» Task statement
Give back the full listing that follows exactly as it reads.

--- START ---

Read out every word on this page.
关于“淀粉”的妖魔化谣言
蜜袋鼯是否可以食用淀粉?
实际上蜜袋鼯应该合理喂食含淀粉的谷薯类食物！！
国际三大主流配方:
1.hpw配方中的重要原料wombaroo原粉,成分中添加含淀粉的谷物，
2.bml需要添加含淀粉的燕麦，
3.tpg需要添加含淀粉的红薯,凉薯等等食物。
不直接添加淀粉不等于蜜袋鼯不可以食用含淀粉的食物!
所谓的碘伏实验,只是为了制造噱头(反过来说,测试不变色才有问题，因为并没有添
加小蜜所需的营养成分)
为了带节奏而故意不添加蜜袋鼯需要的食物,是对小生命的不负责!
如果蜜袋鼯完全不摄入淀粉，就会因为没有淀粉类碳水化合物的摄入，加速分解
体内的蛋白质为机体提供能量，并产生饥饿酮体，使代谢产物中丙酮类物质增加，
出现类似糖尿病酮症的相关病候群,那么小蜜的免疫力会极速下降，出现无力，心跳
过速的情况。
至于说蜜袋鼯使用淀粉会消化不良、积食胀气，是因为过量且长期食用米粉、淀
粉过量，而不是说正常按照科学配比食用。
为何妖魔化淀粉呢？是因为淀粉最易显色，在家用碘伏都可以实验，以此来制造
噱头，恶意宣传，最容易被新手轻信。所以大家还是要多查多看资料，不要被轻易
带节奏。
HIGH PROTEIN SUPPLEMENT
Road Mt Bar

--- END ---

» Exercise response
Read out every word on this page.
关于“淀粉”的妖魔化谣言
蜜袋鼯是否可以食用淀粉?
实际上蜜袋鼯应该合理喂食含淀粉的谷薯类食物！！
国际三大主流配方:
1.hpw配方中的重要原料wombaroo原粉,成分中添加含淀粉的谷物，
2.bml需要添加含淀粉的燕麦，
3.tpg需要添加含淀粉的红薯,凉薯等等食物。
不直接添加淀粉不等于蜜袋鼯不可以食用含淀粉的食物!
所谓的碘伏实验,只是为了制造噱头(反过来说,测试不变色才有问题，因为并没有添
加小蜜所需的营养成分)
为了带节奏而故意不添加蜜袋鼯需要的食物,是对小生命的不负责!
如果蜜袋鼯完全不摄入淀粉，就会因为没有淀粉类碳水化合物的摄入，加速分解
体内的蛋白质为机体提供能量，并产生饥饿酮体，使代谢产物中丙酮类物质增加，
出现类似糖尿病酮症的相关病候群,那么小蜜的免疫力会极速下降，出现无力，心跳
过速的情况。
至于说蜜袋鼯使用淀粉会消化不良、积食胀气，是因为过量且长期食用米粉、淀
粉过量，而不是说正常按照科学配比食用。
为何妖魔化淀粉呢？是因为淀粉最易显色，在家用碘伏都可以实验，以此来制造
噱头，恶意宣传，最容易被新手轻信。所以大家还是要多查多看资料，不要被轻易
带节奏。
HIGH PROTEIN SUPPLEMENT
Road Mt Bar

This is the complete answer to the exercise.